REQUIRED ACTION:
The answer is every line of the records that holds the word "grund", copied in full.

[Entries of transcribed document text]
● ● ● ● ● ● ●

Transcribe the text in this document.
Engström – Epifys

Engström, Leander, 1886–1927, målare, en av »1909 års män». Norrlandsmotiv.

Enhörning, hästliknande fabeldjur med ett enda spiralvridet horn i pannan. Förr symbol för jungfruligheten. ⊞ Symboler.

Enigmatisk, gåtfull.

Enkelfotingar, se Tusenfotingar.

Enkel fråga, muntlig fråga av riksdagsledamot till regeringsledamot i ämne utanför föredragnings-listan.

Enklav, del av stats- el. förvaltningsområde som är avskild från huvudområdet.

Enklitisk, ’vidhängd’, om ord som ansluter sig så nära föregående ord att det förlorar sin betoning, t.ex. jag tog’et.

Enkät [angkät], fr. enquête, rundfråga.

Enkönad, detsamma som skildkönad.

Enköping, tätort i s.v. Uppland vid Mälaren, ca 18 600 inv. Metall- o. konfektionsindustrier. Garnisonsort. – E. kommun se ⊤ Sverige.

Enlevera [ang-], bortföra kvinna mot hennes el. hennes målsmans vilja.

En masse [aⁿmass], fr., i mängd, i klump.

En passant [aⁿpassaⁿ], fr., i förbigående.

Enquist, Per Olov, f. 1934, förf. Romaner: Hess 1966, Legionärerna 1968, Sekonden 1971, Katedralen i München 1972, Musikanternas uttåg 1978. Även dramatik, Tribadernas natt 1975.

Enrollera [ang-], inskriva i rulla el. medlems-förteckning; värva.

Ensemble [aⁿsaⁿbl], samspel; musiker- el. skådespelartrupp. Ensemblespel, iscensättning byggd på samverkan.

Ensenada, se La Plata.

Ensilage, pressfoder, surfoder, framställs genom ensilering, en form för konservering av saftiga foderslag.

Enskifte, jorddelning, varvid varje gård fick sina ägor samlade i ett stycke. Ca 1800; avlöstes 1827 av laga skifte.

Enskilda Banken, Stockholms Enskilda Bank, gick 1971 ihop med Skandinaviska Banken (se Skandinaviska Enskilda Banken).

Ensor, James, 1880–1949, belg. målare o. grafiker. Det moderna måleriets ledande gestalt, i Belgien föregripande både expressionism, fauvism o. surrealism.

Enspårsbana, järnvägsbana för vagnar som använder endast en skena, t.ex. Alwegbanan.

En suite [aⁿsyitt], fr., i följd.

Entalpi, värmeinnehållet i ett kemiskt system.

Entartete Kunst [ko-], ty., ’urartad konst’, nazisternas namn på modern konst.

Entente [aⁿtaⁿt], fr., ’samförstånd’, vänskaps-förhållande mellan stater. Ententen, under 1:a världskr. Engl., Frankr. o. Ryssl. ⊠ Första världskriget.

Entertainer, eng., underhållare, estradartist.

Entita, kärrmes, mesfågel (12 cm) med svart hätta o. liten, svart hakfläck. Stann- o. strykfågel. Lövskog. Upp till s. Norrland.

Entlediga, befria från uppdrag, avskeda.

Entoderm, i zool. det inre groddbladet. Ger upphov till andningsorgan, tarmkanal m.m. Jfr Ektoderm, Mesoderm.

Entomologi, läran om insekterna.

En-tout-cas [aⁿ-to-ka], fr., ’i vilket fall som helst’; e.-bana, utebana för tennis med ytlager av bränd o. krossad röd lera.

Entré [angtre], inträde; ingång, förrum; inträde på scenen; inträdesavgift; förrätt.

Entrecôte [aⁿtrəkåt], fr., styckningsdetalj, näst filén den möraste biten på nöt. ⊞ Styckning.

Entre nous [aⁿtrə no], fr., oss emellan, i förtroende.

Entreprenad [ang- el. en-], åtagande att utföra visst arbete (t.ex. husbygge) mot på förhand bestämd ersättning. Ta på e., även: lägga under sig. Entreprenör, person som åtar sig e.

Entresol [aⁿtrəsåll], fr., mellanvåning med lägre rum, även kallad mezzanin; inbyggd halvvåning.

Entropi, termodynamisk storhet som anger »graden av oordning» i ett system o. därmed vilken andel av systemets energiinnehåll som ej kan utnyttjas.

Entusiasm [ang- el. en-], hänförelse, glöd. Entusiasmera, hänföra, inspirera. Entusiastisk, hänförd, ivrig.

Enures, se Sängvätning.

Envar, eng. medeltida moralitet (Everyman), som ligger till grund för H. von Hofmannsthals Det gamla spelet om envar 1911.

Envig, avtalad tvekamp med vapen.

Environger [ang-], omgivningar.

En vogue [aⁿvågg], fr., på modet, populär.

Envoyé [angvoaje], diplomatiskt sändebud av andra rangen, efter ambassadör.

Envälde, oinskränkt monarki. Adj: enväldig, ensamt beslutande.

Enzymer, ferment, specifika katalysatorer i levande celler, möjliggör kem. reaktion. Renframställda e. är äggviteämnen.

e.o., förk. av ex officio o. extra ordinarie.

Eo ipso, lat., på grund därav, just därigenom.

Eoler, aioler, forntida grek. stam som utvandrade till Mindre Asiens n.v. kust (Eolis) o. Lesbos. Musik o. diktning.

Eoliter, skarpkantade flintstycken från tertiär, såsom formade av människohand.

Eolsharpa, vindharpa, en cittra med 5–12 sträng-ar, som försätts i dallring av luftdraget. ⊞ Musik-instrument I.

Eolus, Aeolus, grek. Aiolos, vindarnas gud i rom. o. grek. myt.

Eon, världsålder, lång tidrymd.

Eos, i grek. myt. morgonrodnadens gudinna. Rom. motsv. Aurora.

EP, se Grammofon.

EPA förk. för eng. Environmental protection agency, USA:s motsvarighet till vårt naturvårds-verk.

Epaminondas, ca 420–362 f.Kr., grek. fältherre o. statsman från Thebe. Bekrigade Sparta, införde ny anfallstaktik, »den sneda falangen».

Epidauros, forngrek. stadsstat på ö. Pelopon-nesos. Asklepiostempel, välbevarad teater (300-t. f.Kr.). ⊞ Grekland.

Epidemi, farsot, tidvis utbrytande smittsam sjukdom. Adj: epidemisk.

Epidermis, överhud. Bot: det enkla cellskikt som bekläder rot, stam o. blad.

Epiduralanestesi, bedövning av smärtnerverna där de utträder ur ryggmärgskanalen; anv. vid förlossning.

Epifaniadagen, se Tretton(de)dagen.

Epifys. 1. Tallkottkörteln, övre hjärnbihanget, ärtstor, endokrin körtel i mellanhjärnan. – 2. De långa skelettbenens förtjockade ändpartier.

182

● ● ● ● ● ● ●

WRITTEN RESPONSE:
Envar, eng. medeltida moralitet (Everyman), som ligger till grund för H. von Hofmannsthals Det gamla spelet om envar 1911.
Eo ipso, lat., på grund därav, just därigenom.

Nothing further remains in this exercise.